- Do this
Set down each entry exactly as given; pictures should not appear in the copy.

- Extracted records
......

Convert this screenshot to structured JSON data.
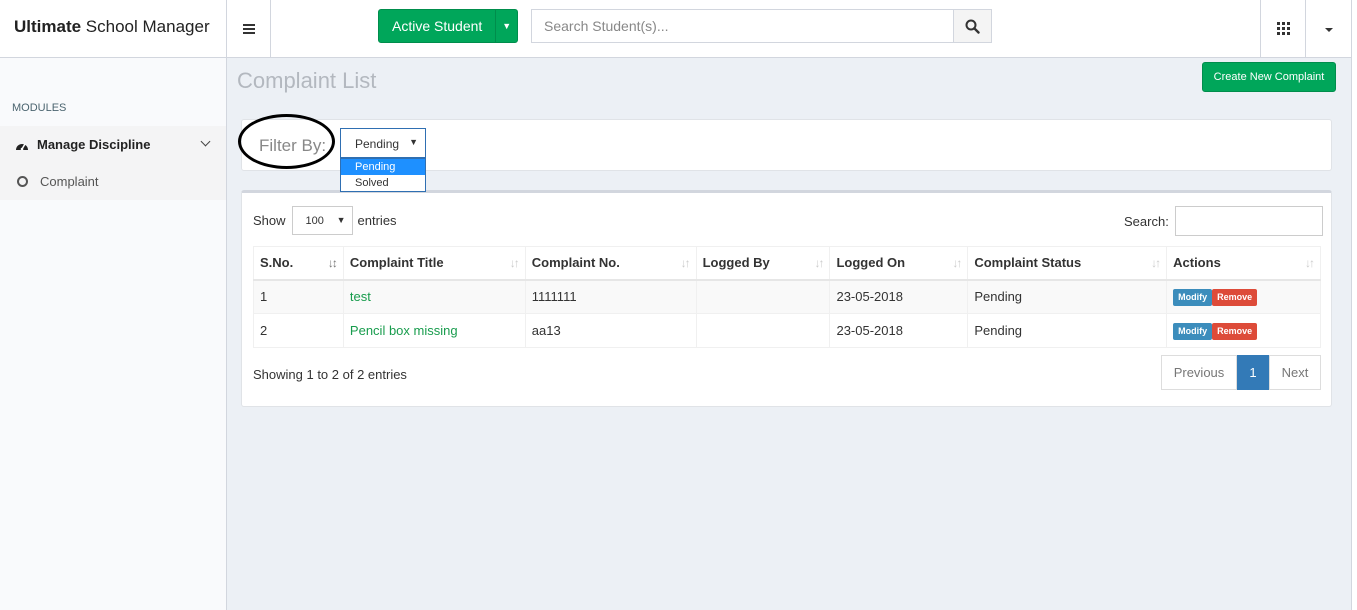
{
  "app": {
    "title_bold": "Ultimate",
    "title_rest": " School Manager"
  },
  "header": {
    "active_button": "Active Student",
    "search_placeholder": "Search Student(s)...",
    "icons": [
      "menu-icon",
      "search-icon",
      "apps-grid-icon",
      "caret-down-icon"
    ]
  },
  "sidebar": {
    "section": "MODULES",
    "menu": {
      "label": "Manage Discipline",
      "icon": "dashboard-icon"
    },
    "submenu": {
      "label": "Complaint",
      "icon": "circle-icon"
    }
  },
  "page": {
    "title": "Complaint List",
    "create_button": "Create New Complaint"
  },
  "filter": {
    "label": "Filter By:",
    "selected": "Pending",
    "options": [
      "Pending",
      "Solved"
    ]
  },
  "table": {
    "show_label": "Show",
    "page_length": "100",
    "entries_label": "entries",
    "search_label": "Search:",
    "columns": [
      "S.No.",
      "Complaint Title",
      "Complaint No.",
      "Logged By",
      "Logged On",
      "Complaint Status",
      "Actions"
    ],
    "rows": [
      {
        "sno": "1",
        "title": "test",
        "number": "1111111",
        "logged_by": "",
        "logged_on": "23-05-2018",
        "status": "Pending"
      },
      {
        "sno": "2",
        "title": "Pencil box missing",
        "number": "aa13",
        "logged_by": "",
        "logged_on": "23-05-2018",
        "status": "Pending"
      }
    ],
    "modify_label": "Modify",
    "remove_label": "Remove",
    "info": "Showing 1 to 2 of 2 entries",
    "pagination": {
      "previous": "Previous",
      "current": "1",
      "next": "Next"
    }
  },
  "colors": {
    "green": "#00a65a",
    "blue": "#3c8dbc",
    "red": "#dd4b39",
    "link": "#189c4d"
  }
}
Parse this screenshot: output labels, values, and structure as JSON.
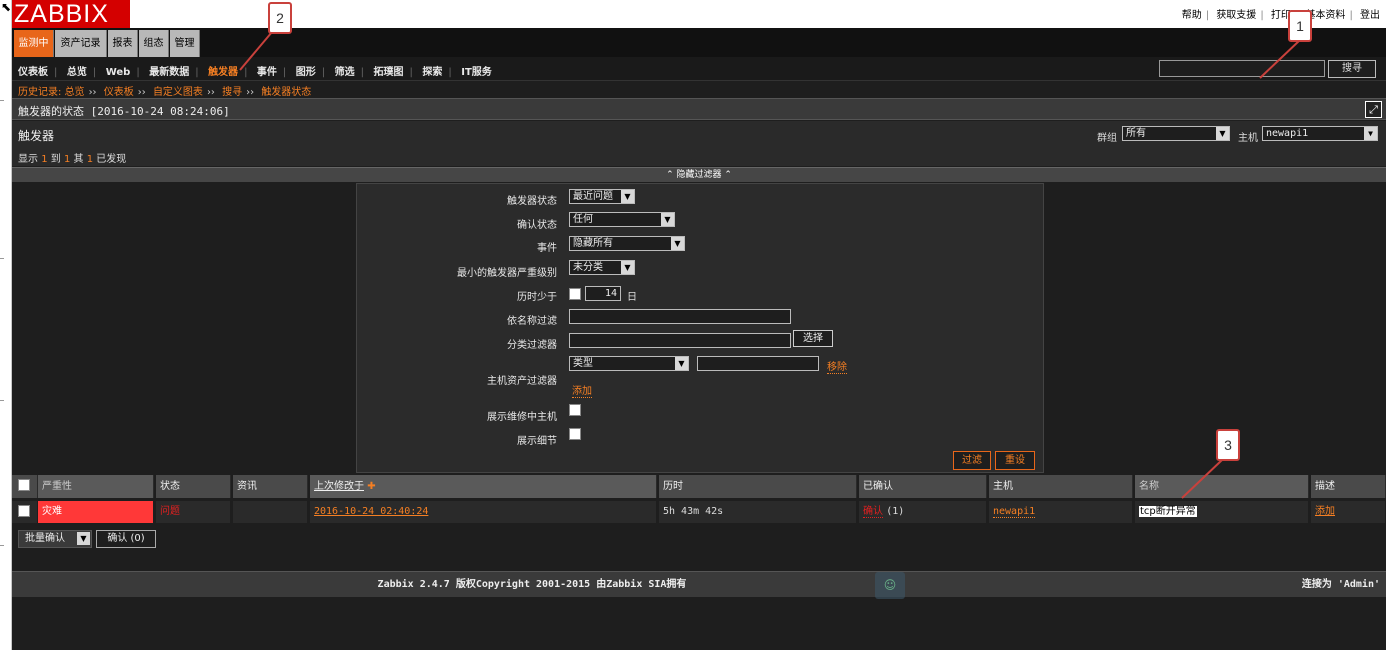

......

- Result of this task
Convert this screenshot to structured JSON data.
{
  "app": {
    "title_bold": "Ultimate",
    "title_rest": " School Manager"
  },
  "header": {
    "active_button": "Active Student",
    "search_placeholder": "Search Student(s)...",
    "icons": [
      "menu-icon",
      "search-icon",
      "apps-grid-icon",
      "caret-down-icon"
    ]
  },
  "sidebar": {
    "section": "MODULES",
    "menu": {
      "label": "Manage Discipline",
      "icon": "dashboard-icon"
    },
    "submenu": {
      "label": "Complaint",
      "icon": "circle-icon"
    }
  },
  "page": {
    "title": "Complaint List",
    "create_button": "Create New Complaint"
  },
  "filter": {
    "label": "Filter By:",
    "selected": "Pending",
    "options": [
      "Pending",
      "Solved"
    ]
  },
  "table": {
    "show_label": "Show",
    "page_length": "100",
    "entries_label": "entries",
    "search_label": "Search:",
    "columns": [
      "S.No.",
      "Complaint Title",
      "Complaint No.",
      "Logged By",
      "Logged On",
      "Complaint Status",
      "Actions"
    ],
    "rows": [
      {
        "sno": "1",
        "title": "test",
        "number": "1111111",
        "logged_by": "",
        "logged_on": "23-05-2018",
        "status": "Pending"
      },
      {
        "sno": "2",
        "title": "Pencil box missing",
        "number": "aa13",
        "logged_by": "",
        "logged_on": "23-05-2018",
        "status": "Pending"
      }
    ],
    "modify_label": "Modify",
    "remove_label": "Remove",
    "info": "Showing 1 to 2 of 2 entries",
    "pagination": {
      "previous": "Previous",
      "current": "1",
      "next": "Next"
    }
  },
  "colors": {
    "green": "#00a65a",
    "blue": "#3c8dbc",
    "red": "#dd4b39",
    "link": "#189c4d"
  }
}
Parse this screenshot: output labels, values, and structure as JSON.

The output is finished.